◆ The request
Quote the entries in full, character for character, without their images.

[Stored records]
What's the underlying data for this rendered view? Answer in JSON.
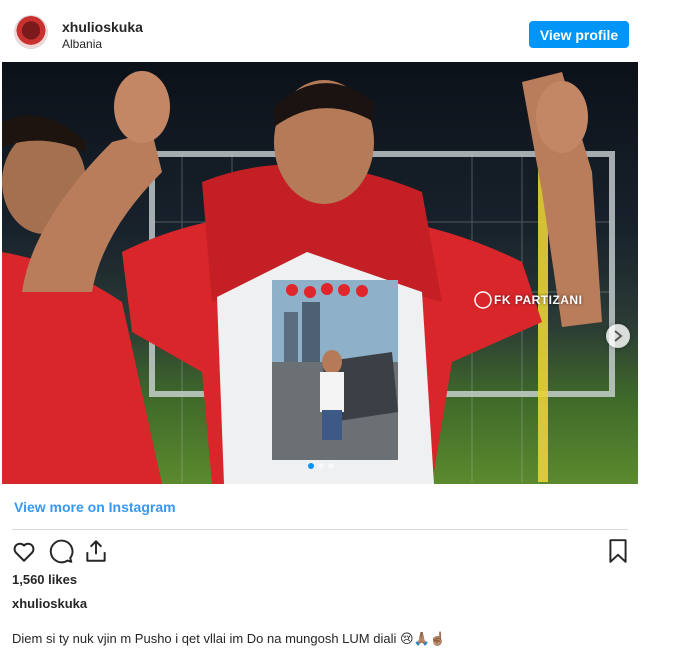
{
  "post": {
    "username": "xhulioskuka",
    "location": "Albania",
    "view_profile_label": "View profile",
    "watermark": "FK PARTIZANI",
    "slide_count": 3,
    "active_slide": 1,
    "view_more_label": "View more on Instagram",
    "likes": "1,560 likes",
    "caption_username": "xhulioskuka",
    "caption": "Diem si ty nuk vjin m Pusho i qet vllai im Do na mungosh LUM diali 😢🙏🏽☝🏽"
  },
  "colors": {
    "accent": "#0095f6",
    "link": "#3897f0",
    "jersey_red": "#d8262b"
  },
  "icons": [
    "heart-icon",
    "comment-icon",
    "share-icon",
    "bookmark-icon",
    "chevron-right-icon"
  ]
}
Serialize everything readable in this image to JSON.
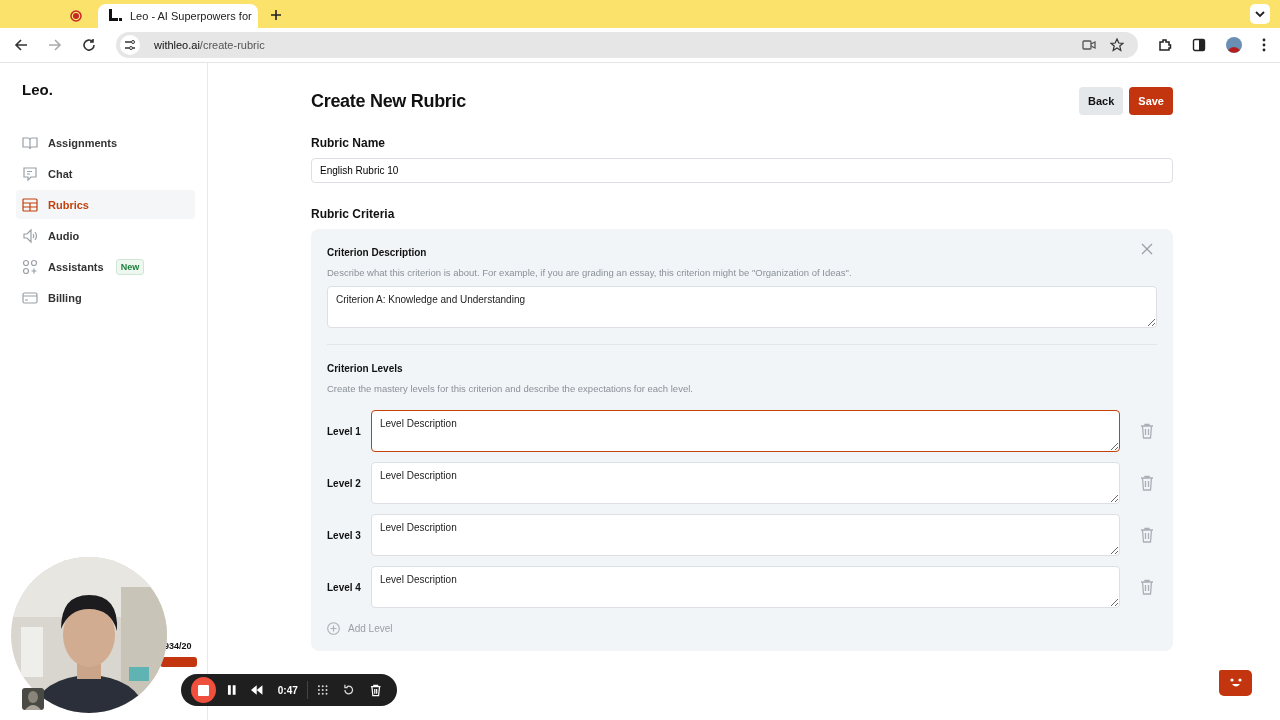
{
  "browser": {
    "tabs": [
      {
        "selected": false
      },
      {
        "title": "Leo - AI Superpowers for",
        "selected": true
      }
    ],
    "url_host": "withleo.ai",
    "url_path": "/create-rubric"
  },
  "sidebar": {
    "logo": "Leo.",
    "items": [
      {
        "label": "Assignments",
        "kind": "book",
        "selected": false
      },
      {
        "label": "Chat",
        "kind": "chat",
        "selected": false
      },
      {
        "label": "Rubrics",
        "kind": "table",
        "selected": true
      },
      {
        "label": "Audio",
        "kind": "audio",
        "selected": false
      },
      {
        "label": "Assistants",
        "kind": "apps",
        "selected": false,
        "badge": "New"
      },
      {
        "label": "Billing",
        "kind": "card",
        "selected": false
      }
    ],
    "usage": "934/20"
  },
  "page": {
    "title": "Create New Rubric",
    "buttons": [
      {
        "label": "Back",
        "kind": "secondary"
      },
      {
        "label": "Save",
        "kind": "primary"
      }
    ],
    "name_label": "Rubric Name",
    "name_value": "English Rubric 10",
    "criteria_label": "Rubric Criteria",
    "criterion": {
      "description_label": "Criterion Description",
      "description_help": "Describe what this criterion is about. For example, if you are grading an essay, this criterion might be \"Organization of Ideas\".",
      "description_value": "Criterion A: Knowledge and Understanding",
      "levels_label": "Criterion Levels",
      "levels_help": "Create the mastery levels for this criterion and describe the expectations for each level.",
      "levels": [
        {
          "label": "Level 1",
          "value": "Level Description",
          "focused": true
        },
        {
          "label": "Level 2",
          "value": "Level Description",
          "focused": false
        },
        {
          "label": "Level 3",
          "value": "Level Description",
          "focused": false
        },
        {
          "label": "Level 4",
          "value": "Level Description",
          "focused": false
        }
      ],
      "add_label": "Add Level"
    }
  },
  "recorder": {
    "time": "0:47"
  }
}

◆ Answer below
What's the underlying data for this rendered view? Answer in JSON.
{
  "post": {
    "username": "xhulioskuka",
    "location": "Albania",
    "view_profile_label": "View profile",
    "watermark": "FK PARTIZANI",
    "slide_count": 3,
    "active_slide": 1,
    "view_more_label": "View more on Instagram",
    "likes": "1,560 likes",
    "caption_username": "xhulioskuka",
    "caption": "Diem si ty nuk vjin m Pusho i qet vllai im Do na mungosh LUM diali 😢🙏🏽☝🏽"
  },
  "colors": {
    "accent": "#0095f6",
    "link": "#3897f0",
    "jersey_red": "#d8262b"
  },
  "icons": [
    "heart-icon",
    "comment-icon",
    "share-icon",
    "bookmark-icon",
    "chevron-right-icon"
  ]
}
Serialize everything readable in this image to JSON.
{
  "browser": {
    "tabs": [
      {
        "selected": false
      },
      {
        "title": "Leo - AI Superpowers for",
        "selected": true
      }
    ],
    "url_host": "withleo.ai",
    "url_path": "/create-rubric"
  },
  "sidebar": {
    "logo": "Leo.",
    "items": [
      {
        "label": "Assignments",
        "kind": "book",
        "selected": false
      },
      {
        "label": "Chat",
        "kind": "chat",
        "selected": false
      },
      {
        "label": "Rubrics",
        "kind": "table",
        "selected": true
      },
      {
        "label": "Audio",
        "kind": "audio",
        "selected": false
      },
      {
        "label": "Assistants",
        "kind": "apps",
        "selected": false,
        "badge": "New"
      },
      {
        "label": "Billing",
        "kind": "card",
        "selected": false
      }
    ],
    "usage": "934/20"
  },
  "page": {
    "title": "Create New Rubric",
    "buttons": [
      {
        "label": "Back",
        "kind": "secondary"
      },
      {
        "label": "Save",
        "kind": "primary"
      }
    ],
    "name_label": "Rubric Name",
    "name_value": "English Rubric 10",
    "criteria_label": "Rubric Criteria",
    "criterion": {
      "description_label": "Criterion Description",
      "description_help": "Describe what this criterion is about. For example, if you are grading an essay, this criterion might be \"Organization of Ideas\".",
      "description_value": "Criterion A: Knowledge and Understanding",
      "levels_label": "Criterion Levels",
      "levels_help": "Create the mastery levels for this criterion and describe the expectations for each level.",
      "levels": [
        {
          "label": "Level 1",
          "value": "Level Description",
          "focused": true
        },
        {
          "label": "Level 2",
          "value": "Level Description",
          "focused": false
        },
        {
          "label": "Level 3",
          "value": "Level Description",
          "focused": false
        },
        {
          "label": "Level 4",
          "value": "Level Description",
          "focused": false
        }
      ],
      "add_label": "Add Level"
    }
  },
  "recorder": {
    "time": "0:47"
  }
}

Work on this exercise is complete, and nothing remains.